TRECHO DO DOCUMENTO —
Deve-se, igualmente, implantar o Conselho de Gestão Fiscal (CGF) com um número menor de conselheiros que o previsto na LRF, para torná-lo operacional. O CGF tem como objetivo padronizar os critérios de contabilidade pública para os diversos entes da Federação. Se já estivesse em funcionamento, teria evitado diversas manobras contábeis que distorceram a análise das contas públicas, tanto da União (como no uso de bancos públicos para financiar o Tesouro), quanto dos Estados e municípios (via ocultação de despesa de pessoal ou cálculos criativos do resultado primário).
Cabe rever a legislação que regula o processo orçamentário, hoje consolidada na Lei n.º 4.320/1964, aperfeiçoando, sobretudo, os métodos de estimação da receita, usualmente superestimada, e das regras de execução da despesa - geradora recorrente de crescentes restos a pagar. Adicionalmente, deve-se criar uma entidade fiscal independente - como existe em vários países - com a atribuição de fazer projeções de receitas, despesas e dívida pública, e avaliar tanto a consistência fiscal do orçamento, quanto das políticas públicas que exijam elevados gastos por muitos anos.
Os limites de despesa de pessoal e endividamento para Estados e municípios deveriam ser revistos, de modo a torná-los mais compatíveis com a trajetória de longo prazo das contas públicas, e menos determinados pelo comportamento de curto prazo da arrecadação. Além disso, deveria ser instituído um limite para o endividamento da União.
Por fim, caberia regulamentar o direito de greve no setor público, previsto na Constituição. A estabilidade no emprego e a não responsabilização por greves abusivas ou pela interrupção inclusive de serviços essenciais tem resultado em longas e sucessivas paralisações, permitindo aumentos reais de remuneração incompatíveis com a realidade fiscal e com as remunerações praticadas no setor privado e em países com grau semelhante de desenvolvimento.

2. Aumento de Produtividade
A produtividade da economia brasileira estagnou após 2010, depois de uma década com crescimento semelhante ao observado nas principais economias. O pior desempenho externo contribuiu para a nossa desaceleração. Entretanto, o retrocesso observado no Brasil, significativamente maior do que nos demais emergentes, decorre igualmente de causas domésticas. 
A complexidade do sistema tributário - caracterizado pela multiplicidade de regras e benefícios concedidos discricionariamente - resulta em uma organização ineficiente da produção, em alto custo de cumprimento da lei para as empresas e em impressionante volume de litígio tributário. 
O crescimento também vem sendo prejudicado por políticas de proteção setorial, favorecendo empresas ou setores selecionados, quase sempre sem metas de desempenho, e escassa avaliação do custo de oportunidade dos recursos alocados. Esses benefícios - como a concessão de empréstimos subsidiados, reserva de mercado e incentivos tributários - destinam recursos a setores ineficientes ou que não precisam de proteção pública, prejudicando a produtividade dos setores à frente na cadeia produtiva. As regras de conteúdo nacional que protegem a indústria naval, por exemplo, implicam maiores custos para a produção de petróleo.
As políticas de proteção setorial podem ser eficazes em casos específicos, desde que resultem em ganhos sustentáveis de produtividade, e não apenas permitam a sobrevivência de empresas ineficientes.

TAREFAS —
1. De acordo com o trecho sobre reformas fiscais e produtividade, qual é o objetivo do Conselho de Gestão Fiscal?
2. Por favor, dê continuidade ao trecho sobre reformas fiscais e produtividade a partir da última frase apresentada.
O material não tem relação com o trecho sobre reformas fiscais e produtividade.

MATERIAL EXIBIDO —
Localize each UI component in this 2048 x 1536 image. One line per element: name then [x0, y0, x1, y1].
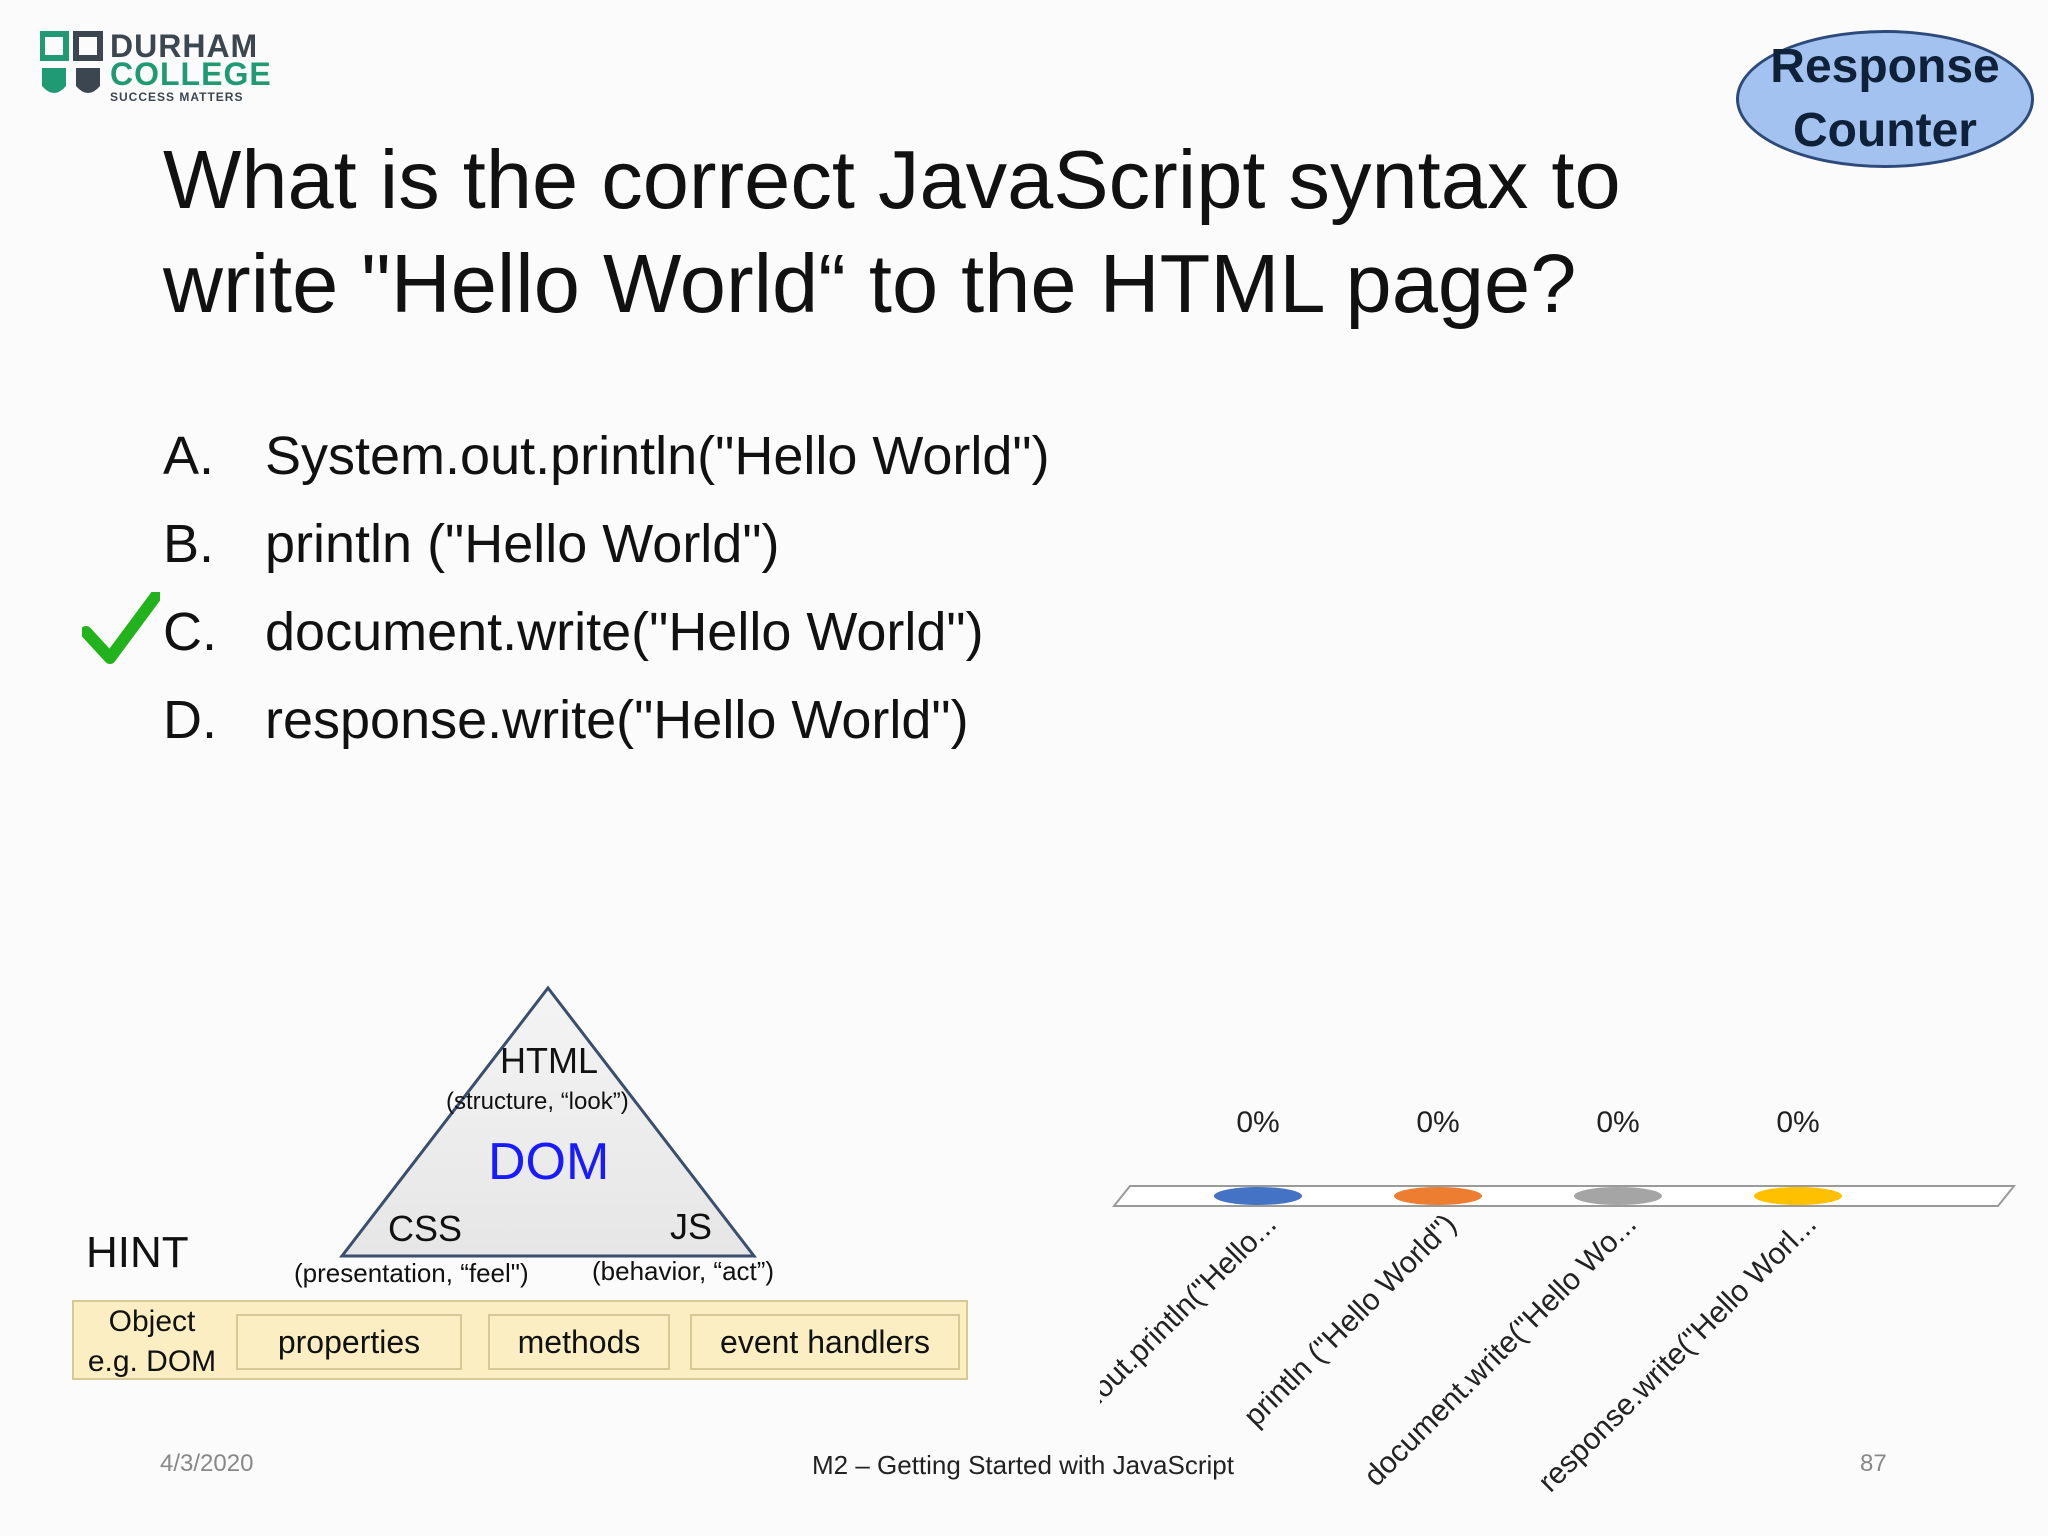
chart-bar	[1394, 1187, 1482, 1205]
dom-triangle-diagram: HTML (structure, “look”) DOM CSS JS	[330, 980, 790, 1260]
option-letter: B.	[163, 514, 215, 574]
correct-answer-check-icon	[82, 592, 160, 664]
hint-object-line2: e.g. DOM	[87, 1345, 217, 1378]
hint-methods-box: methods	[488, 1314, 670, 1370]
hint-label: HINT	[86, 1228, 189, 1277]
triangle-dom-label: DOM	[488, 1133, 610, 1191]
durham-college-logo: DURHAM COLLEGE SUCCESS MATTERS	[40, 28, 271, 108]
chart-category-label: System.out.println("Hello...	[1100, 1208, 1283, 1482]
chart-bar	[1574, 1187, 1662, 1205]
slide-title: What is the correct JavaScript syntax to…	[163, 133, 1621, 330]
triangle-js-label: JS	[670, 1206, 713, 1247]
hint-object-line1: Object	[108, 1305, 196, 1338]
chart-data-label: 0%	[1596, 1106, 1639, 1139]
response-counter-button[interactable]: Response Counter	[1736, 30, 2034, 168]
response-counter-label-1: Response	[1770, 40, 2000, 93]
option-letter: D.	[163, 690, 217, 750]
option-letter: A.	[163, 426, 215, 486]
response-chart: 0%System.out.println("Hello...0%println …	[1100, 1106, 2017, 1499]
option-text: response.write("Hello World")	[265, 690, 969, 750]
option-text: println ("Hello World")	[265, 514, 780, 574]
logo-text-college: COLLEGE	[110, 56, 272, 92]
hint-object-label: Object e.g. DOM	[82, 1302, 222, 1382]
footer-title: M2 – Getting Started with JavaScript	[812, 1450, 1234, 1480]
chart-bar	[1754, 1187, 1842, 1205]
logo-mark-icon	[40, 31, 103, 93]
triangle-html-label: HTML	[500, 1040, 598, 1081]
triangle-css-label: CSS	[388, 1208, 463, 1249]
chart-data-label: 0%	[1416, 1106, 1459, 1139]
triangle-js-sub: (behavior, “act”)	[592, 1256, 775, 1286]
footer-date: 4/3/2020	[160, 1450, 254, 1477]
hint-properties-box: properties	[236, 1314, 462, 1370]
chart-data-label: 0%	[1236, 1106, 1279, 1139]
triangle-css-sub: (presentation, “feel")	[294, 1258, 529, 1288]
option-text: document.write("Hello World")	[265, 602, 984, 662]
response-counter-label-2: Counter	[1793, 104, 1977, 157]
triangle-html-sub: (structure, “look”)	[446, 1088, 629, 1115]
option-text: System.out.println("Hello World")	[265, 426, 1050, 486]
chart-bar	[1214, 1187, 1302, 1205]
logo-tagline: SUCCESS MATTERS	[110, 90, 244, 104]
hint-event-handlers-box: event handlers	[690, 1314, 960, 1370]
option-letter: C.	[163, 602, 217, 662]
hint-object-bar: Object e.g. DOM properties methods event…	[72, 1300, 968, 1380]
chart-data-label: 0%	[1776, 1106, 1819, 1139]
footer-page-number: 87	[1860, 1450, 1887, 1477]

RESPOSTAS DO EXERCÍCIO —
1. Padronizar os critérios de contabilidade pública para os diversos entes da Federação.

2.
O excesso de regulação e os elevados custos de contratação e demissão de trabalhadores induzem uma organização pouco eficiente das empresas e prejudicam a produtividade. Paradoxalmente, a legislação e o ativismo do judiciário, que têm a intenção de proteger o trabalhador, terminam por prejudicar a geração de empregos de maior qualidade e estimular o comportamento oportunista, de empresas e trabalhadores, que resulta em informalidade, alta rotatividade e baixa produtividade. 
A produtividade do trabalho é, adicionalmente, prejudicada pela baixa qualidade da educação. O gasto do governo federal em educação cresceu 285% acima da inflação entre 2004 e 2014, mas não foi acompanhado pelo aumento dos indicadores de aprendizado, o que sugere a necessidade de melhora na gestão e na disseminação das melhores práticas de ensino.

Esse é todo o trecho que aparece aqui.